STATED PROBLEM ->
Output the records exactly. Include every line.

DATA LISTING ->
>>
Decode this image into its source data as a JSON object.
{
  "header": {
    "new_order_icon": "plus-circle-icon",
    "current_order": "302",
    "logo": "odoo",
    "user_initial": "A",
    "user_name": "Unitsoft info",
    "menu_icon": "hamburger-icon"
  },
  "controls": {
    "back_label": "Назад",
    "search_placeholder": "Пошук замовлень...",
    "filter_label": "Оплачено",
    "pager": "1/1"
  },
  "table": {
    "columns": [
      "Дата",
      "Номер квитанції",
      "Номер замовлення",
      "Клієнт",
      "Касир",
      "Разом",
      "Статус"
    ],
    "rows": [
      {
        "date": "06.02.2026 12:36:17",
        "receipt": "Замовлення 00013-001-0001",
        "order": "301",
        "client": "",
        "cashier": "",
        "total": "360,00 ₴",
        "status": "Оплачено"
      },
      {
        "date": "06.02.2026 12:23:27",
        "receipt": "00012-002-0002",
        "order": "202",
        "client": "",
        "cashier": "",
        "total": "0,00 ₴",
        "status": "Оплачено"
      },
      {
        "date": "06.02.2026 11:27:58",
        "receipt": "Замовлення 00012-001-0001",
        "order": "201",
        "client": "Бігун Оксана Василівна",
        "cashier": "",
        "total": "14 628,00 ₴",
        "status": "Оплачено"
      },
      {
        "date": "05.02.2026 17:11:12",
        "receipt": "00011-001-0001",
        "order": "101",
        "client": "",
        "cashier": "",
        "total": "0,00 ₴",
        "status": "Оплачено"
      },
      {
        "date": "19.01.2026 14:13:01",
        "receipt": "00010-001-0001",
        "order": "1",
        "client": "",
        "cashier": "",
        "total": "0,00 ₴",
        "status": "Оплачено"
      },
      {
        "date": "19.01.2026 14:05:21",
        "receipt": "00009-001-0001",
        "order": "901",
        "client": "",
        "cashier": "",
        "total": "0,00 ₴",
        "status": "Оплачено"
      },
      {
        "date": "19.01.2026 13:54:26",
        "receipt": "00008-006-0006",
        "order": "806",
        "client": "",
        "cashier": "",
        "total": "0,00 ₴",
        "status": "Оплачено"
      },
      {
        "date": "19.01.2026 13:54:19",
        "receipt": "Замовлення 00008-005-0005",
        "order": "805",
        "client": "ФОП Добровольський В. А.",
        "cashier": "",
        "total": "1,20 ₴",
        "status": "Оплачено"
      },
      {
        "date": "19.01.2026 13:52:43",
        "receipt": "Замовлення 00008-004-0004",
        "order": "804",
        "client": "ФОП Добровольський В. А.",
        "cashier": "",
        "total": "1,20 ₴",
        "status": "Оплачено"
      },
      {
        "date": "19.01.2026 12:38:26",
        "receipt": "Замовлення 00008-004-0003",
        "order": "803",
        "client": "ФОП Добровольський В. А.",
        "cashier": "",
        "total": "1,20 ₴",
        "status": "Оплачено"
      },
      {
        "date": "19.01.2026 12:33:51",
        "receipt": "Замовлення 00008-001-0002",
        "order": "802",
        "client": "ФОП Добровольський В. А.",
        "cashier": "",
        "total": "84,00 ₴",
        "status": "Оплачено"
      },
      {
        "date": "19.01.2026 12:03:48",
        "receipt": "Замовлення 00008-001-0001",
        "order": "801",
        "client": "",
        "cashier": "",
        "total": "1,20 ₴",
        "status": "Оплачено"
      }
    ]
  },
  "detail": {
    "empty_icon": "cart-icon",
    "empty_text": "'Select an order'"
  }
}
<<
COMPLETED EXERCISE ->
Decode this image into its source data as a JSON object.
{
  "header": {
    "new_order_icon": "plus-circle-icon",
    "current_order": "302",
    "logo": "odoo",
    "user_initial": "A",
    "user_name": "Unitsoft info",
    "menu_icon": "hamburger-icon"
  },
  "controls": {
    "back_label": "Назад",
    "search_placeholder": "Пошук замовлень...",
    "filter_label": "Оплачено",
    "pager": "1/1"
  },
  "table": {
    "columns": [
      "Дата",
      "Номер квитанції",
      "Номер замовлення",
      "Клієнт",
      "Касир",
      "Разом",
      "Статус"
    ],
    "rows": [
      {
        "date": "06.02.2026 12:36:17",
        "receipt": "Замовлення 00013-001-0001",
        "order": "301",
        "client": "",
        "cashier": "",
        "total": "360,00 ₴",
        "status": "Оплачено"
      },
      {
        "date": "06.02.2026 12:23:27",
        "receipt": "00012-002-0002",
        "order": "202",
        "client": "",
        "cashier": "",
        "total": "0,00 ₴",
        "status": "Оплачено"
      },
      {
        "date": "06.02.2026 11:27:58",
        "receipt": "Замовлення 00012-001-0001",
        "order": "201",
        "client": "Бігун Оксана Василівна",
        "cashier": "",
        "total": "14 628,00 ₴",
        "status": "Оплачено"
      },
      {
        "date": "05.02.2026 17:11:12",
        "receipt": "00011-001-0001",
        "order": "101",
        "client": "",
        "cashier": "",
        "total": "0,00 ₴",
        "status": "Оплачено"
      },
      {
        "date": "19.01.2026 14:13:01",
        "receipt": "00010-001-0001",
        "order": "1",
        "client": "",
        "cashier": "",
        "total": "0,00 ₴",
        "status": "Оплачено"
      },
      {
        "date": "19.01.2026 14:05:21",
        "receipt": "00009-001-0001",
        "order": "901",
        "client": "",
        "cashier": "",
        "total": "0,00 ₴",
        "status": "Оплачено"
      },
      {
        "date": "19.01.2026 13:54:26",
        "receipt": "00008-006-0006",
        "order": "806",
        "client": "",
        "cashier": "",
        "total": "0,00 ₴",
        "status": "Оплачено"
      },
      {
        "date": "19.01.2026 13:54:19",
        "receipt": "Замовлення 00008-005-0005",
        "order": "805",
        "client": "ФОП Добровольський В. А.",
        "cashier": "",
        "total": "1,20 ₴",
        "status": "Оплачено"
      },
      {
        "date": "19.01.2026 13:52:43",
        "receipt": "Замовлення 00008-004-0004",
        "order": "804",
        "client": "ФОП Добровольський В. А.",
        "cashier": "",
        "total": "1,20 ₴",
        "status": "Оплачено"
      },
      {
        "date": "19.01.2026 12:38:26",
        "receipt": "Замовлення 00008-004-0003",
        "order": "803",
        "client": "ФОП Добровольський В. А.",
        "cashier": "",
        "total": "1,20 ₴",
        "status": "Оплачено"
      },
      {
        "date": "19.01.2026 12:33:51",
        "receipt": "Замовлення 00008-001-0002",
        "order": "802",
        "client": "ФОП Добровольський В. А.",
        "cashier": "",
        "total": "84,00 ₴",
        "status": "Оплачено"
      },
      {
        "date": "19.01.2026 12:03:48",
        "receipt": "Замовлення 00008-001-0001",
        "order": "801",
        "client": "",
        "cashier": "",
        "total": "1,20 ₴",
        "status": "Оплачено"
      }
    ]
  },
  "detail": {
    "empty_icon": "cart-icon",
    "empty_text": "'Select an order'"
  }
}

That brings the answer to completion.